Collection entries
--*--

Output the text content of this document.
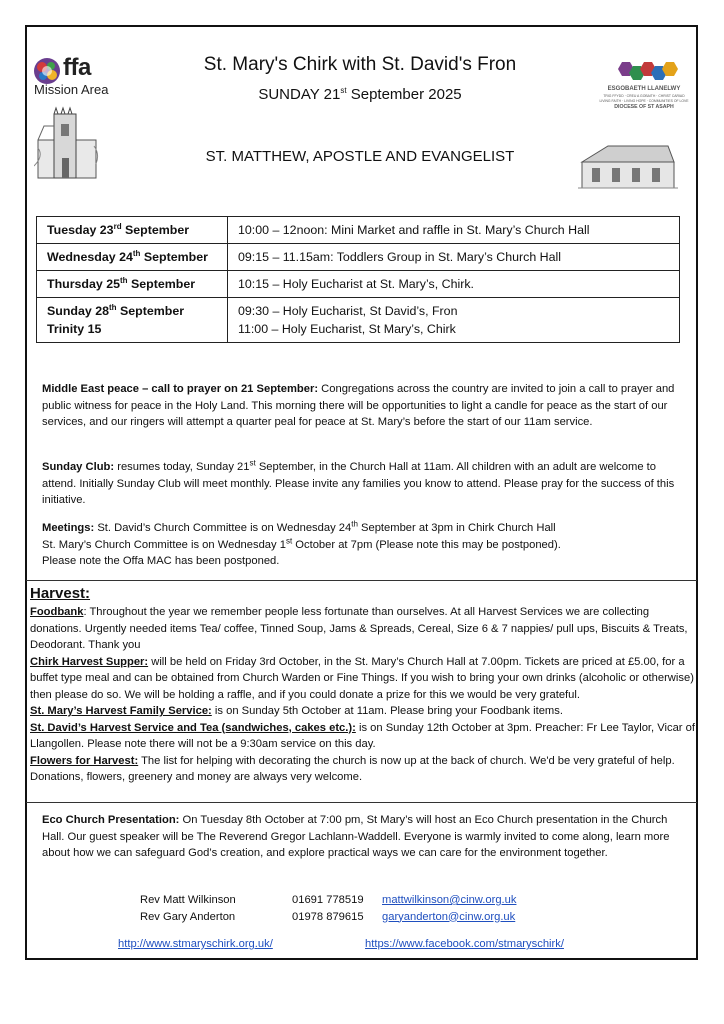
ffa
Mission Area
St. Mary's Chirk with St. David's Fron
SUNDAY 21st September 2025	ESGOBAETH LLANELWY
TRIG FFYDD · CREU A GOBAITH · CHRIST CARIAD
LIVING FAITH · LIVING HOPE · COMMUNITIES OF LOVE
DIOCESE OF ST ASAPH
ST. MATTHEW, APOSTLE AND EVANGELIST
Tuesday 23rd September	10:00 – 12noon: Mini Market and raffle in St. Mary’s Church Hall
Wednesday 24th September	09:15 – 11.15am: Toddlers Group in St. Mary’s Church Hall
Thursday 25th September	10:15 – Holy Eucharist at St. Mary’s, Chirk.
Sunday 28th September
Trinity 15	09:30 – Holy Eucharist, St David’s, Fron
11:00 – Holy Eucharist, St Mary’s, Chirk
Middle East peace – call to prayer on 21 September: Congregations across the country are invited to join a call to prayer and public witness for peace in the Holy Land. This morning there will be opportunities to light a candle for peace as the start of our services, and our ringers will attempt a quarter peal for peace at St. Mary’s before the start of our 11am service.
Sunday Club: resumes today, Sunday 21st September, in the Church Hall at 11am. All children with an adult are welcome to attend. Initially Sunday Club will meet monthly. Please invite any families you know to attend. Please pray for the success of this initiative.
Meetings: St. David’s Church Committee is on Wednesday 24th September at 3pm in Chirk Church Hall
St. Mary’s Church Committee is on Wednesday 1st October at 7pm (Please note this may be postponed).
Please note the Offa MAC has been postponed.
Harvest:
Foodbank: Throughout the year we remember people less fortunate than ourselves. At all Harvest Services we are collecting donations. Urgently needed items Tea/ coffee, Tinned Soup, Jams & Spreads, Cereal, Size 6 & 7 nappies/ pull ups, Biscuits & Treats, Deodorant. Thank you
Chirk Harvest Supper: will be held on Friday 3rd October, in the St. Mary’s Church Hall at 7.00pm. Tickets are priced at £5.00, for a buffet type meal and can be obtained from Church Warden or Fine Things. If you wish to bring your own drinks (alcoholic or otherwise) then please do so. We will be holding a raffle, and if you could donate a prize for this we would be very grateful.
St. Mary’s Harvest Family Service: is on Sunday 5th October at 11am. Please bring your Foodbank items.
St. David’s Harvest Service and Tea (sandwiches, cakes etc.): is on Sunday 12th October at 3pm. Preacher: Fr Lee Taylor, Vicar of Llangollen. Please note there will not be a 9:30am service on this day.
Flowers for Harvest: The list for helping with decorating the church is now up at the back of church. We'd be very grateful of help. Donations, flowers, greenery and money are always very welcome.
Eco Church Presentation: On Tuesday 8th October at 7:00 pm, St Mary’s will host an Eco Church presentation in the Church Hall. Our guest speaker will be The Reverend Gregor Lachlann-Waddell. Everyone is warmly invited to come along, learn more about how we can safeguard God’s creation, and explore practical ways we can care for the environment together.
Rev Matt Wilkinson	01691 778519	mattwilkinson@cinw.org.uk
Rev Gary Anderton	01978 879615	garyanderton@cinw.org.uk
http://www.stmaryschirk.org.uk/	https://www.facebook.com/stmaryschirk/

--*--

Filter the records, keeping only lines that contain "bring", and show those lines.

Output for this exercise:
Chirk Harvest Supper: will be held on Friday 3rd October, in the St. Mary’s Church Hall at 7.00pm. Tickets are priced at £5.00, for a buffet type meal and can be obtained from Church Warden or Fine Things. If you wish to bring your own drinks (alcoholic or otherwise) then please do so. We will be holding a raffle, and if you could donate a prize for this we would be very grateful.
St. Mary’s Harvest Family Service: is on Sunday 5th October at 11am. Please bring your Foodbank items.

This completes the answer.